**Material for the task**
* start *

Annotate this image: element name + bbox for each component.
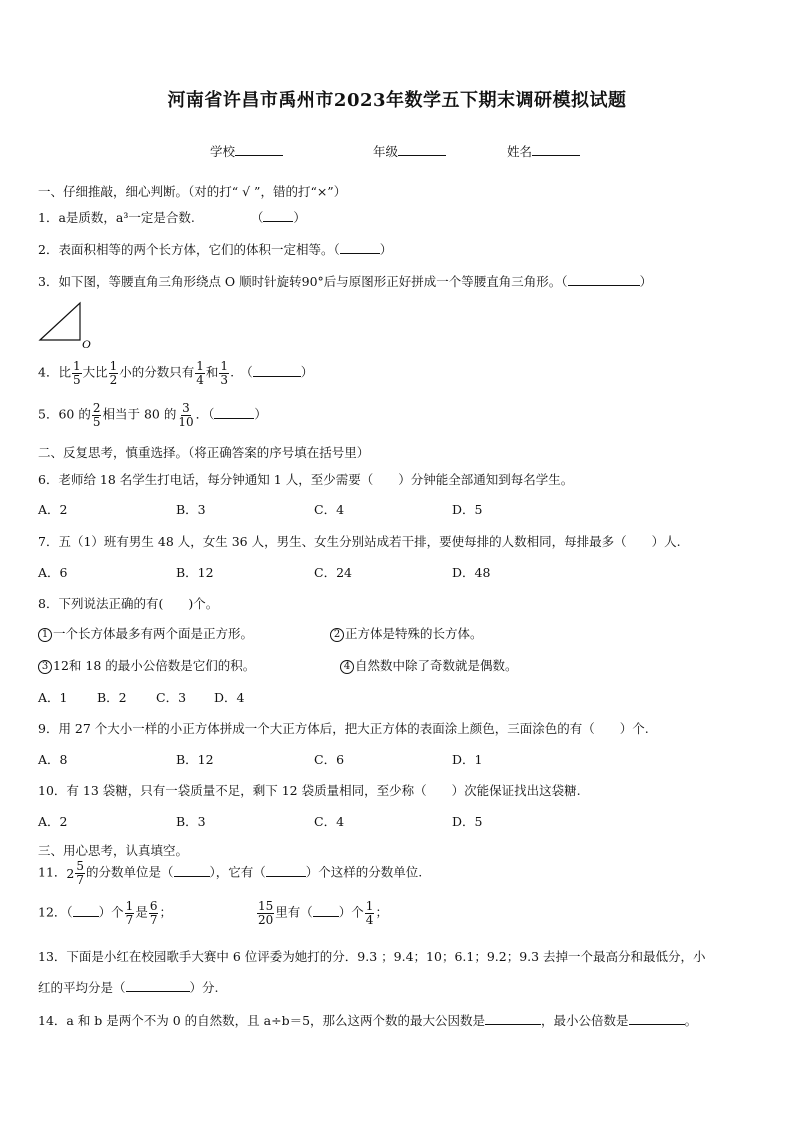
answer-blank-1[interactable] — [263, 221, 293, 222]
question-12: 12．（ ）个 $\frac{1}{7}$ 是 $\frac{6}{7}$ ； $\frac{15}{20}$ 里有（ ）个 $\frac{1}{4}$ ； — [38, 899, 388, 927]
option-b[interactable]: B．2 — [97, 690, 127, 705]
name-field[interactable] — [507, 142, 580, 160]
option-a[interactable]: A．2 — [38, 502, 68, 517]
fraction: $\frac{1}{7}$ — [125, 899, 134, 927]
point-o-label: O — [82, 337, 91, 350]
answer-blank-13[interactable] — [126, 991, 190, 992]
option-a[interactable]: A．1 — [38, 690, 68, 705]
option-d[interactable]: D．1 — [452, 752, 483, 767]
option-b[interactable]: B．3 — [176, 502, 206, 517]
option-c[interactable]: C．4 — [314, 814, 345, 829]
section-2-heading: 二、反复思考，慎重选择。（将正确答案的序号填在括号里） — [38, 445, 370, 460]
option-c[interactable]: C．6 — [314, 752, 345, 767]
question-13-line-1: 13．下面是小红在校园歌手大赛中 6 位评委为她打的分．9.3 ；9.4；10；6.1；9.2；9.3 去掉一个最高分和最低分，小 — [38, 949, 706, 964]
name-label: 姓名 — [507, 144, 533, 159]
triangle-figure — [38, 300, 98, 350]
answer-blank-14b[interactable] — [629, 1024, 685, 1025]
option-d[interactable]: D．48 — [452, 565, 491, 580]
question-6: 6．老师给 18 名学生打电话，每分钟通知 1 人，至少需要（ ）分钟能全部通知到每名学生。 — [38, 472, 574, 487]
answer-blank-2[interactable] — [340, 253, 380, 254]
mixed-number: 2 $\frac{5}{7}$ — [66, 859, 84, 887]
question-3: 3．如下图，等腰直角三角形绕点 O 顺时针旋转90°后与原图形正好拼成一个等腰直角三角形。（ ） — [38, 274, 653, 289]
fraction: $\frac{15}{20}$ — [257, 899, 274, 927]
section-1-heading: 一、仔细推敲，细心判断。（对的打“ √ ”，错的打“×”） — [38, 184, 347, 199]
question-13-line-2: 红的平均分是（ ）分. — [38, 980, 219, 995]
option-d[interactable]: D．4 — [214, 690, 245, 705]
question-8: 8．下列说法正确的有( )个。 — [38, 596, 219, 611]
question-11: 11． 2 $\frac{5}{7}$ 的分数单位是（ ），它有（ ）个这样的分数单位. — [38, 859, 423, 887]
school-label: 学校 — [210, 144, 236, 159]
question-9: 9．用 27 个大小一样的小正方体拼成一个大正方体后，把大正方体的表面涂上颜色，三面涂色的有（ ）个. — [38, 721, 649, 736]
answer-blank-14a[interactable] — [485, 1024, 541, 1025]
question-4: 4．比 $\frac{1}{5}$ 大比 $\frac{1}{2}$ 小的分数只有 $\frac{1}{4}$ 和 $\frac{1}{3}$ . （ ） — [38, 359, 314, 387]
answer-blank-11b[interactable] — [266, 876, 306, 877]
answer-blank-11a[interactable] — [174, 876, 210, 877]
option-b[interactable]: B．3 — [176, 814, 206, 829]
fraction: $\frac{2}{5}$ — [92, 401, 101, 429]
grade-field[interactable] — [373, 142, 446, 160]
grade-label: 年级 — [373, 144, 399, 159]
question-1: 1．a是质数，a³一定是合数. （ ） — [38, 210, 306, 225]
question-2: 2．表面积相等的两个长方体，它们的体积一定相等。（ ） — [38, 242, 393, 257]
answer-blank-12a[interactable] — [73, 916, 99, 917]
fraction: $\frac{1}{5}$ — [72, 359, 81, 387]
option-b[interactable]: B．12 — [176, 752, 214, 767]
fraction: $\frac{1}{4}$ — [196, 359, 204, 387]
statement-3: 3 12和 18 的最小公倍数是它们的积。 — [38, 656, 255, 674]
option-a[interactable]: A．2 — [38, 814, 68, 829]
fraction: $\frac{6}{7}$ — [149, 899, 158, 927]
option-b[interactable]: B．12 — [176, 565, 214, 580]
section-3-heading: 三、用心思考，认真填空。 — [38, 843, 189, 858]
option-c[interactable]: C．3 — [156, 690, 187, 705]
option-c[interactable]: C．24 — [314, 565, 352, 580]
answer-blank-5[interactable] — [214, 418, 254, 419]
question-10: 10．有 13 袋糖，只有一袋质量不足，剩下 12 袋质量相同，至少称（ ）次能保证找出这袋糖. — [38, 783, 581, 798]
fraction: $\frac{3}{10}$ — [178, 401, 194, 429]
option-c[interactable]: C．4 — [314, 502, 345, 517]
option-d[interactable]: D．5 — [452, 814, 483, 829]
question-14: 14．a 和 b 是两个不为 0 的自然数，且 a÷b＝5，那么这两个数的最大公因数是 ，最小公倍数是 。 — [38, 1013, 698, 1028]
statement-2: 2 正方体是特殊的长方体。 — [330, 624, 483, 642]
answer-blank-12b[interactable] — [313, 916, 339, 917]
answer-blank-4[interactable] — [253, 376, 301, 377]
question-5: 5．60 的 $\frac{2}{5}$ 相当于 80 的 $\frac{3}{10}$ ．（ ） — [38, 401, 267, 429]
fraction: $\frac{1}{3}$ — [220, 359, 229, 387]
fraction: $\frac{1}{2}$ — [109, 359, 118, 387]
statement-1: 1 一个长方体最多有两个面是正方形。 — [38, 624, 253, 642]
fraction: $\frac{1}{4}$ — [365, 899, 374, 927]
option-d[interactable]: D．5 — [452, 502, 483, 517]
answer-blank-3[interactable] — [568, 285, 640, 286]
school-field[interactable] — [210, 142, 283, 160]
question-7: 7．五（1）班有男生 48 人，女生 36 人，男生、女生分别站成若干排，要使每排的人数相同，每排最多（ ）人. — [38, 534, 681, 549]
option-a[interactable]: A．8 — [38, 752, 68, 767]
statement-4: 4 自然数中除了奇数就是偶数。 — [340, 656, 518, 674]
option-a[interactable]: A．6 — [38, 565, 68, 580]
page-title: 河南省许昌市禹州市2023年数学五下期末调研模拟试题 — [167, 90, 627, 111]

* end *

**Given task**
Update the entries above by changing every "option-d" to "choice-d" and leaving everything else the same. Omit the pictures.

**Right answer**
Annotate this image: element name + bbox for each component.
answer-blank-1[interactable] — [263, 221, 293, 222]
question-12: 12．（ ）个 $\frac{1}{7}$ 是 $\frac{6}{7}$ ； $\frac{15}{20}$ 里有（ ）个 $\frac{1}{4}$ ； — [38, 899, 388, 927]
option-b[interactable]: B．2 — [97, 690, 127, 705]
name-field[interactable] — [507, 142, 580, 160]
option-a[interactable]: A．2 — [38, 502, 68, 517]
fraction: $\frac{1}{7}$ — [125, 899, 134, 927]
point-o-label: O — [82, 337, 91, 350]
answer-blank-13[interactable] — [126, 991, 190, 992]
option-a[interactable]: A．1 — [38, 690, 68, 705]
choice-d[interactable]: D．1 — [452, 752, 483, 767]
option-b[interactable]: B．3 — [176, 502, 206, 517]
option-c[interactable]: C．4 — [314, 814, 345, 829]
section-2-heading: 二、反复思考，慎重选择。（将正确答案的序号填在括号里） — [38, 445, 370, 460]
option-c[interactable]: C．6 — [314, 752, 345, 767]
question-13-line-1: 13．下面是小红在校园歌手大赛中 6 位评委为她打的分．9.3 ；9.4；10；6.1；9.2；9.3 去掉一个最高分和最低分，小 — [38, 949, 706, 964]
name-label: 姓名 — [507, 144, 533, 159]
triangle-figure — [38, 300, 98, 350]
answer-blank-14b[interactable] — [629, 1024, 685, 1025]
choice-d[interactable]: D．48 — [452, 565, 491, 580]
question-6: 6．老师给 18 名学生打电话，每分钟通知 1 人，至少需要（ ）分钟能全部通知到每名学生。 — [38, 472, 574, 487]
answer-blank-2[interactable] — [340, 253, 380, 254]
mixed-number: 2 $\frac{5}{7}$ — [66, 859, 84, 887]
question-3: 3．如下图，等腰直角三角形绕点 O 顺时针旋转90°后与原图形正好拼成一个等腰直角三角形。（ ） — [38, 274, 653, 289]
fraction: $\frac{15}{20}$ — [257, 899, 274, 927]
section-1-heading: 一、仔细推敲，细心判断。（对的打“ √ ”，错的打“×”） — [38, 184, 347, 199]
question-13-line-2: 红的平均分是（ ）分. — [38, 980, 219, 995]
choice-d[interactable]: D．4 — [214, 690, 245, 705]
question-8: 8．下列说法正确的有( )个。 — [38, 596, 219, 611]
question-11: 11． 2 $\frac{5}{7}$ 的分数单位是（ ），它有（ ）个这样的分数单位. — [38, 859, 423, 887]
school-label: 学校 — [210, 144, 236, 159]
question-9: 9．用 27 个大小一样的小正方体拼成一个大正方体后，把大正方体的表面涂上颜色，三面涂色的有（ ）个. — [38, 721, 649, 736]
answer-blank-14a[interactable] — [485, 1024, 541, 1025]
question-4: 4．比 $\frac{1}{5}$ 大比 $\frac{1}{2}$ 小的分数只有 $\frac{1}{4}$ 和 $\frac{1}{3}$ . （ ） — [38, 359, 314, 387]
answer-blank-11b[interactable] — [266, 876, 306, 877]
answer-blank-11a[interactable] — [174, 876, 210, 877]
option-b[interactable]: B．3 — [176, 814, 206, 829]
fraction: $\frac{2}{5}$ — [92, 401, 101, 429]
grade-field[interactable] — [373, 142, 446, 160]
grade-label: 年级 — [373, 144, 399, 159]
question-1: 1．a是质数，a³一定是合数. （ ） — [38, 210, 306, 225]
question-2: 2．表面积相等的两个长方体，它们的体积一定相等。（ ） — [38, 242, 393, 257]
answer-blank-12a[interactable] — [73, 916, 99, 917]
fraction: $\frac{1}{5}$ — [72, 359, 81, 387]
option-b[interactable]: B．12 — [176, 752, 214, 767]
fraction: $\frac{1}{4}$ — [196, 359, 204, 387]
statement-3: 3 12和 18 的最小公倍数是它们的积。 — [38, 656, 255, 674]
option-a[interactable]: A．2 — [38, 814, 68, 829]
fraction: $\frac{6}{7}$ — [149, 899, 158, 927]
option-b[interactable]: B．12 — [176, 565, 214, 580]
section-3-heading: 三、用心思考，认真填空。 — [38, 843, 189, 858]
option-c[interactable]: C．3 — [156, 690, 187, 705]
option-c[interactable]: C．24 — [314, 565, 352, 580]
answer-blank-5[interactable] — [214, 418, 254, 419]
question-10: 10．有 13 袋糖，只有一袋质量不足，剩下 12 袋质量相同，至少称（ ）次能保证找出这袋糖. — [38, 783, 581, 798]
fraction: $\frac{3}{10}$ — [178, 401, 194, 429]
option-c[interactable]: C．4 — [314, 502, 345, 517]
choice-d[interactable]: D．5 — [452, 814, 483, 829]
question-14: 14．a 和 b 是两个不为 0 的自然数，且 a÷b＝5，那么这两个数的最大公因数是 ，最小公倍数是 。 — [38, 1013, 698, 1028]
statement-2: 2 正方体是特殊的长方体。 — [330, 624, 483, 642]
answer-blank-12b[interactable] — [313, 916, 339, 917]
answer-blank-4[interactable] — [253, 376, 301, 377]
question-5: 5．60 的 $\frac{2}{5}$ 相当于 80 的 $\frac{3}{10}$ ．（ ） — [38, 401, 267, 429]
fraction: $\frac{1}{3}$ — [220, 359, 229, 387]
fraction: $\frac{1}{2}$ — [109, 359, 118, 387]
statement-1: 1 一个长方体最多有两个面是正方形。 — [38, 624, 253, 642]
fraction: $\frac{1}{4}$ — [365, 899, 374, 927]
choice-d[interactable]: D．5 — [452, 502, 483, 517]
answer-blank-3[interactable] — [568, 285, 640, 286]
school-field[interactable] — [210, 142, 283, 160]
question-7: 7．五（1）班有男生 48 人，女生 36 人，男生、女生分别站成若干排，要使每排的人数相同，每排最多（ ）人. — [38, 534, 681, 549]
option-a[interactable]: A．8 — [38, 752, 68, 767]
statement-4: 4 自然数中除了奇数就是偶数。 — [340, 656, 518, 674]
option-a[interactable]: A．6 — [38, 565, 68, 580]
page-title: 河南省许昌市禹州市2023年数学五下期末调研模拟试题 — [167, 90, 627, 111]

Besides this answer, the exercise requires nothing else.